(CHALLENGE) Below are records. Copy every line with "NCEI" in it.

Figure dataset records
···

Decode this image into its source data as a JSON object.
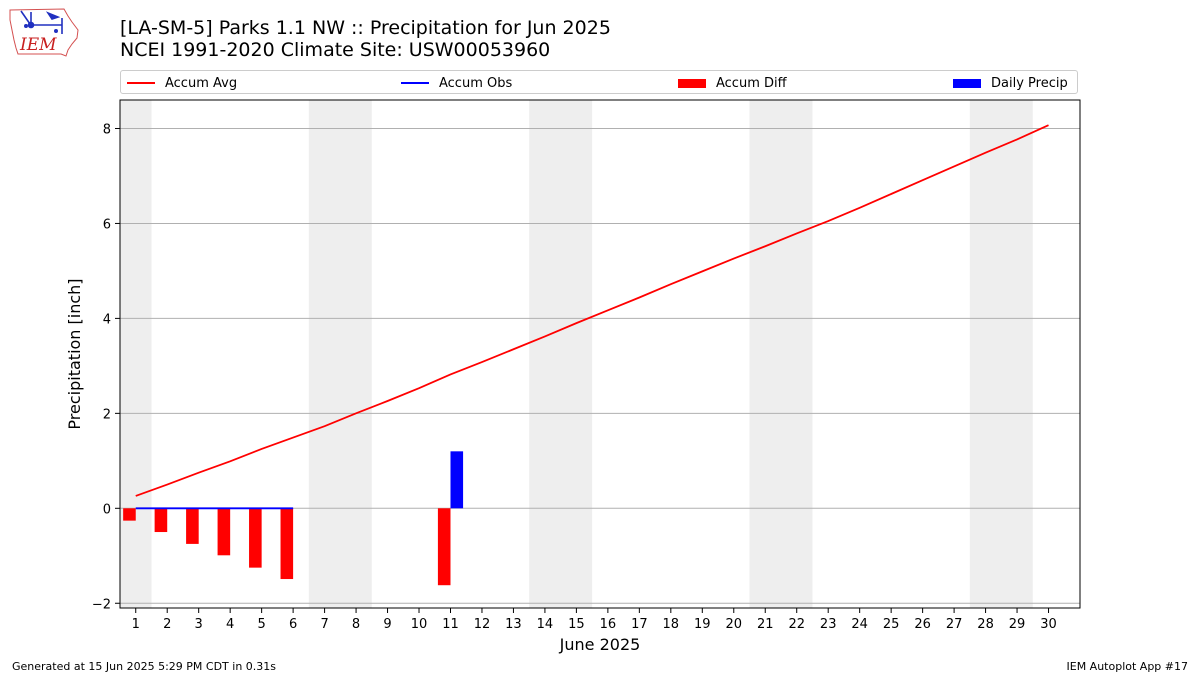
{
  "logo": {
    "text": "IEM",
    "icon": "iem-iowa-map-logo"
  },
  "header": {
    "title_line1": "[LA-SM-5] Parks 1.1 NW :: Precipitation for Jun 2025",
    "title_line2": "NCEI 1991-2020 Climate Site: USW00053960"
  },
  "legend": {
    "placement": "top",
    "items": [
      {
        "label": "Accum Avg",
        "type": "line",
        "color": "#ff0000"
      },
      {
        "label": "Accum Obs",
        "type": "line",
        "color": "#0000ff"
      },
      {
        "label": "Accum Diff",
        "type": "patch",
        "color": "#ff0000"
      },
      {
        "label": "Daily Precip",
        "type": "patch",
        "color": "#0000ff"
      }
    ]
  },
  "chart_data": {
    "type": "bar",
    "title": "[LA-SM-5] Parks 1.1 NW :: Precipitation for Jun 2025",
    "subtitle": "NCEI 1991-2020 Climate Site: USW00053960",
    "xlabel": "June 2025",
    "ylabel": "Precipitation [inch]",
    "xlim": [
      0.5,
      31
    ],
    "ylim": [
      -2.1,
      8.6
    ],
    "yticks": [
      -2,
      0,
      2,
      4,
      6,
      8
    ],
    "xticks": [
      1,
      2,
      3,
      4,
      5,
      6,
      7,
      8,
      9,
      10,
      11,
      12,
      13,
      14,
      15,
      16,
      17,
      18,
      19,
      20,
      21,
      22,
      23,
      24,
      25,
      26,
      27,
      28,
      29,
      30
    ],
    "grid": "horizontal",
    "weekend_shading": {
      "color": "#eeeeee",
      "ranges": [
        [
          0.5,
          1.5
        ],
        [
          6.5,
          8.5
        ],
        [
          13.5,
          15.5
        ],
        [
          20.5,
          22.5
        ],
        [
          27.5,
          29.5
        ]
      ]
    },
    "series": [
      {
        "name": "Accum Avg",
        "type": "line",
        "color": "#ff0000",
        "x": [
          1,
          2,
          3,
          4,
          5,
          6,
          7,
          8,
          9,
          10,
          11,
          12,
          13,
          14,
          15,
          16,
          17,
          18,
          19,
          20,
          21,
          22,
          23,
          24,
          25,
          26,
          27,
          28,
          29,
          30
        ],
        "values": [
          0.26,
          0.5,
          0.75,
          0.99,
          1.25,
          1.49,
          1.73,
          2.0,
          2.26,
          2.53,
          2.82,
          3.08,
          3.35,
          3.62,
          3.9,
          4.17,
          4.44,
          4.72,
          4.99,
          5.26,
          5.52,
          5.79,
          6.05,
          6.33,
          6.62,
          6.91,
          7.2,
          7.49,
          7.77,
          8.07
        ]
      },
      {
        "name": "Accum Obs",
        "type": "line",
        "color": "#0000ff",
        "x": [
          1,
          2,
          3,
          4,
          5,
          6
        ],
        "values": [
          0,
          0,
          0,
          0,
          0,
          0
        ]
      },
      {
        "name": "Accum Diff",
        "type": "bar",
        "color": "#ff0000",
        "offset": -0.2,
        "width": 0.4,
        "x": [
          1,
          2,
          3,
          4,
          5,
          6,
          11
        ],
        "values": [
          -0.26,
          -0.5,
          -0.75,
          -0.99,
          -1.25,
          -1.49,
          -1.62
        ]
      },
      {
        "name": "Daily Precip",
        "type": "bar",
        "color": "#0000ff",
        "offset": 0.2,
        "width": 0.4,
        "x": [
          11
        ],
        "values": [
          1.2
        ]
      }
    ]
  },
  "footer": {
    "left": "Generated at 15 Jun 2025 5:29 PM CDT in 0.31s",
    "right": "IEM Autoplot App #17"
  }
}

···

(FINAL RESULT)
    "title_line2": "NCEI 1991-2020 Climate Site: USW00053960"
    "subtitle": "NCEI 1991-2020 Climate Site: USW00053960",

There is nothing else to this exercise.